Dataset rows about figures
════════
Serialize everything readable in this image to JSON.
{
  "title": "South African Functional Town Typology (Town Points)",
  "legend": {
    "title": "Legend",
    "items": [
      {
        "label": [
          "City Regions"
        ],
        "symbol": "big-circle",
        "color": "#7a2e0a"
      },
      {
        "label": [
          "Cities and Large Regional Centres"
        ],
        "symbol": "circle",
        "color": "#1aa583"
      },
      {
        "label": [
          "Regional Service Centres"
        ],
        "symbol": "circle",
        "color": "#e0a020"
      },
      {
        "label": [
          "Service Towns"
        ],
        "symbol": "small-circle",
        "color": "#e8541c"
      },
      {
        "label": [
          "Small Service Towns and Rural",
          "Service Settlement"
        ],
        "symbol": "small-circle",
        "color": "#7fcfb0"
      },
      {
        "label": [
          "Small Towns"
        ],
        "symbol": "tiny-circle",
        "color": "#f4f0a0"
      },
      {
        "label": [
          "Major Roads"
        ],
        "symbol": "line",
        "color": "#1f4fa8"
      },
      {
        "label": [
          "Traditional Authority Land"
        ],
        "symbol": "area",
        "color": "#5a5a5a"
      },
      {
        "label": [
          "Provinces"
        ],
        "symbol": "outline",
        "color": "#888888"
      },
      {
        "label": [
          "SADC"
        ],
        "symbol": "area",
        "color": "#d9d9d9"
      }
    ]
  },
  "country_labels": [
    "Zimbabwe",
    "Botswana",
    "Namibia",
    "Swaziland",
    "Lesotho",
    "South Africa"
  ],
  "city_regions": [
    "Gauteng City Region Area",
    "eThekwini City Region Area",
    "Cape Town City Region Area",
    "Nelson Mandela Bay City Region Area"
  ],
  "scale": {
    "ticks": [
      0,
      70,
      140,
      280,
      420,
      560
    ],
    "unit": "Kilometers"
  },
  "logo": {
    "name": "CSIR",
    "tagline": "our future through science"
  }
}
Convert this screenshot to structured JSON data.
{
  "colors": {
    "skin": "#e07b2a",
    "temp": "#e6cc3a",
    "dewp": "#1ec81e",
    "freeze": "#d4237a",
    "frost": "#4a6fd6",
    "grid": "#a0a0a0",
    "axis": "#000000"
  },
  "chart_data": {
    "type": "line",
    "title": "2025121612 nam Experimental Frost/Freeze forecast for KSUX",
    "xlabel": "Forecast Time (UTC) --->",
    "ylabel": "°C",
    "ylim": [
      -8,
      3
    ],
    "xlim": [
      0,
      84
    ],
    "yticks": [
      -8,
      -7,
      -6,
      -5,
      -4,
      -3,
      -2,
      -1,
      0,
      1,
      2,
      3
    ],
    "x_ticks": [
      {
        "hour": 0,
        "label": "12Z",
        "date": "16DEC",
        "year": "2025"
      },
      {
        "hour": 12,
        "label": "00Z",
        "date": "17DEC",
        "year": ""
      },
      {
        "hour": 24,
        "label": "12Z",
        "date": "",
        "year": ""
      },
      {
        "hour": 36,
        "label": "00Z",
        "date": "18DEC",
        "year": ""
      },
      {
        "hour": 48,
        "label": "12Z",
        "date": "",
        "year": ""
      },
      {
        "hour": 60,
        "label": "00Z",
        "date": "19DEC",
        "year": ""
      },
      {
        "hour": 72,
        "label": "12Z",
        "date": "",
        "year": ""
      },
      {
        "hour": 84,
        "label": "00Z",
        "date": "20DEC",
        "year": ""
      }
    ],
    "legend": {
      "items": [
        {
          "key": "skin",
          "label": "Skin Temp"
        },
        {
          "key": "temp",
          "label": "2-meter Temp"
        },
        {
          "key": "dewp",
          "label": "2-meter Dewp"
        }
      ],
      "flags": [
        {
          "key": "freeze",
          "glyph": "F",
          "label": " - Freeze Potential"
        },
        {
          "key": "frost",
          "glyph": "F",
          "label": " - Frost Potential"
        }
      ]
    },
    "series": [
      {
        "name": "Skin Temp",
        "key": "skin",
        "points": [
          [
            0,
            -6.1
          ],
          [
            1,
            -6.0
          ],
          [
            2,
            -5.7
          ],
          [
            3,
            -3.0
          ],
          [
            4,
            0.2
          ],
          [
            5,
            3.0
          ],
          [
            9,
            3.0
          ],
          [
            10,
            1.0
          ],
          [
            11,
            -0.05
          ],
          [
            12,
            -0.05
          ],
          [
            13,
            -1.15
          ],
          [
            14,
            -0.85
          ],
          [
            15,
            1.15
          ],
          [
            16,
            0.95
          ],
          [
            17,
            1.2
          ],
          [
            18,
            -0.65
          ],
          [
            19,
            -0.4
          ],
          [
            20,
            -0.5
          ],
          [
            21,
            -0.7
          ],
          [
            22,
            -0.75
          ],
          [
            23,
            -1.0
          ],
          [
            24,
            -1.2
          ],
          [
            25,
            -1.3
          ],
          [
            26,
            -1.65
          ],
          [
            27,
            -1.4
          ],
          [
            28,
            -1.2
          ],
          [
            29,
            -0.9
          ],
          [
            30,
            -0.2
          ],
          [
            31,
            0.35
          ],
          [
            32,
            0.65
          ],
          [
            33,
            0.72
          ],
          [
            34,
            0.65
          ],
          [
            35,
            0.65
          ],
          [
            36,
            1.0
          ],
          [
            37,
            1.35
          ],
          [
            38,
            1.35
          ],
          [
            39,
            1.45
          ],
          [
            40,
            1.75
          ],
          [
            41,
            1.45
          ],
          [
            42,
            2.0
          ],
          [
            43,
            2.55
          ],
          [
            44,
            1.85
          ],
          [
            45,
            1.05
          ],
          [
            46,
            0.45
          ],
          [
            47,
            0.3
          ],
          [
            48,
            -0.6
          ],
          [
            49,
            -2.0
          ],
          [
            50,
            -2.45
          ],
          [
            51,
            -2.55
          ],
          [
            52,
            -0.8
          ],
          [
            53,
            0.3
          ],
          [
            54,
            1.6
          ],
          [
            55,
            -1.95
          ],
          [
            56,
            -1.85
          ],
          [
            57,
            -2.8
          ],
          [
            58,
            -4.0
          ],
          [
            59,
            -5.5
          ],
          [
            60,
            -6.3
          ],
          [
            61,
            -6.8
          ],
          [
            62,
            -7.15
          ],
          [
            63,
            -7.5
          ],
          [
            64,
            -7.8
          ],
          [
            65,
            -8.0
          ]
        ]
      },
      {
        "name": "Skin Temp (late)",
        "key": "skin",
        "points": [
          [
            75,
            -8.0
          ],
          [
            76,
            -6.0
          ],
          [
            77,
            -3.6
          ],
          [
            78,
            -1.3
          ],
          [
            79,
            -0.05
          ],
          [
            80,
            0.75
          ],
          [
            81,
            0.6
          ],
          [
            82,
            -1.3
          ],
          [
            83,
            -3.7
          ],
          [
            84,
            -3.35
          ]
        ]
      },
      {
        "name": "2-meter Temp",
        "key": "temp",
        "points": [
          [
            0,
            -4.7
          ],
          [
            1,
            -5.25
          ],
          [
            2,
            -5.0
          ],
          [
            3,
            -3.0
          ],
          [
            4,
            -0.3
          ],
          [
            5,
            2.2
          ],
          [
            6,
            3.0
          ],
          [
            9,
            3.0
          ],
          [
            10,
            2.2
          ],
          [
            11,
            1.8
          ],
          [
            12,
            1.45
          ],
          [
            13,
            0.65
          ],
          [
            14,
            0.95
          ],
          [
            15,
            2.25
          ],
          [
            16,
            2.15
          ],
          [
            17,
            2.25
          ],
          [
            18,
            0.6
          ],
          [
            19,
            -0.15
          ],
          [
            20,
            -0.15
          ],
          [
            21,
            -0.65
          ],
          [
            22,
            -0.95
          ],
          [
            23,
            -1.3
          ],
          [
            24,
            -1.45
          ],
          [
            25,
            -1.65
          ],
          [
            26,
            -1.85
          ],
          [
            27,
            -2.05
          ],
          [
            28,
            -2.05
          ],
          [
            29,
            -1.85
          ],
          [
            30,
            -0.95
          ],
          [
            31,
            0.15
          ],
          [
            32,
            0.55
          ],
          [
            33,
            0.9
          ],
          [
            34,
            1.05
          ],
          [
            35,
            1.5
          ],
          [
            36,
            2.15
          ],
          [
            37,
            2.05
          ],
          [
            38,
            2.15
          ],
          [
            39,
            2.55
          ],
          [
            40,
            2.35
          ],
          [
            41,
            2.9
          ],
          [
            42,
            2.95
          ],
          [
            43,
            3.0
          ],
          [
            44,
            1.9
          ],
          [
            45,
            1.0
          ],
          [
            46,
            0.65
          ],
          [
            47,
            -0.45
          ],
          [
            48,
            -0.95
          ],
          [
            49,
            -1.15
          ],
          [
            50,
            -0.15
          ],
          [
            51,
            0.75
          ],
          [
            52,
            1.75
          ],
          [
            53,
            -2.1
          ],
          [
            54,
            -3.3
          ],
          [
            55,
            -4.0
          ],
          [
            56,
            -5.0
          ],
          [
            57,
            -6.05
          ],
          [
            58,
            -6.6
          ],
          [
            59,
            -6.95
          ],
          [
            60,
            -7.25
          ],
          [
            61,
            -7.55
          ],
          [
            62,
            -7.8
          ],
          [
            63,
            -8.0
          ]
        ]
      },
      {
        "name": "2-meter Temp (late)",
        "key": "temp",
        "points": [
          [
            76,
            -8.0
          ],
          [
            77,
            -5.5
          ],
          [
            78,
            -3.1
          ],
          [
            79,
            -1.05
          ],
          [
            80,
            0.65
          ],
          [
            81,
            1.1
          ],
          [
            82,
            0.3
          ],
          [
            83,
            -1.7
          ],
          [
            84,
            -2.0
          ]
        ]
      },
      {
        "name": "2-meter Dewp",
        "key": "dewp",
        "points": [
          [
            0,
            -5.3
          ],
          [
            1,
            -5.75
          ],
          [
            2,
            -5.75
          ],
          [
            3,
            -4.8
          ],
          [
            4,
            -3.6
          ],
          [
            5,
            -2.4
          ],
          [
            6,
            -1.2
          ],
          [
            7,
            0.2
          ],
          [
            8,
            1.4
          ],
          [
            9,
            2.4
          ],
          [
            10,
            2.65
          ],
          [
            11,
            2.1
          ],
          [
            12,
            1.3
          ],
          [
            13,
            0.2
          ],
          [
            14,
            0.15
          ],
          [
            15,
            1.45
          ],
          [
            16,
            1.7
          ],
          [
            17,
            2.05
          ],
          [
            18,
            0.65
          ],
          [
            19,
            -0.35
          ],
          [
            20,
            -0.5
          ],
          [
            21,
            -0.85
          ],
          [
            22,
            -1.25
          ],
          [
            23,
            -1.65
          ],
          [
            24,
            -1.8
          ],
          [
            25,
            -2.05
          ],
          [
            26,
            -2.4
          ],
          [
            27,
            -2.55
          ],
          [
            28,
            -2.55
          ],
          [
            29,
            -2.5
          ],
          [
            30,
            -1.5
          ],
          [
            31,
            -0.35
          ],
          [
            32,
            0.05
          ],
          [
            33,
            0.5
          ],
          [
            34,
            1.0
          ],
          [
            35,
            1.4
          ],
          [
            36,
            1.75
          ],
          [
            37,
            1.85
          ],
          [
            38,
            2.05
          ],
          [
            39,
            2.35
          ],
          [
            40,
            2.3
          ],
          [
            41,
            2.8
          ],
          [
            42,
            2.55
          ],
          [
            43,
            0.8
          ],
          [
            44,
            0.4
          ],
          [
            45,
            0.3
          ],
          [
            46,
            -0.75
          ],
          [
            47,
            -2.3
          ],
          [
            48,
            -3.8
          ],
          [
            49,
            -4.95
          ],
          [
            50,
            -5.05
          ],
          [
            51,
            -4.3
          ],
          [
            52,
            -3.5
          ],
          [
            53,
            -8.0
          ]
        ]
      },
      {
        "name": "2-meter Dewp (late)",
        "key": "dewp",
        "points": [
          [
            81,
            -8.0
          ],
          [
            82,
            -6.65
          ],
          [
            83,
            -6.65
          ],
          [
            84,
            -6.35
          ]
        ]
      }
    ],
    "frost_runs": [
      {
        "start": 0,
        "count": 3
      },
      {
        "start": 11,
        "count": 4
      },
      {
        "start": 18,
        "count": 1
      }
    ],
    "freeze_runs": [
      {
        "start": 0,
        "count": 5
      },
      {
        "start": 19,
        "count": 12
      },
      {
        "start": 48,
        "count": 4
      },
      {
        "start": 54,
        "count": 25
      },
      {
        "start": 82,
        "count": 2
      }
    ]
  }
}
════════
Find each line holding the word "late" and copy it.

        "name": "Skin Temp (late)",
        "name": "2-meter Temp (late)",
        "name": "2-meter Dewp (late)",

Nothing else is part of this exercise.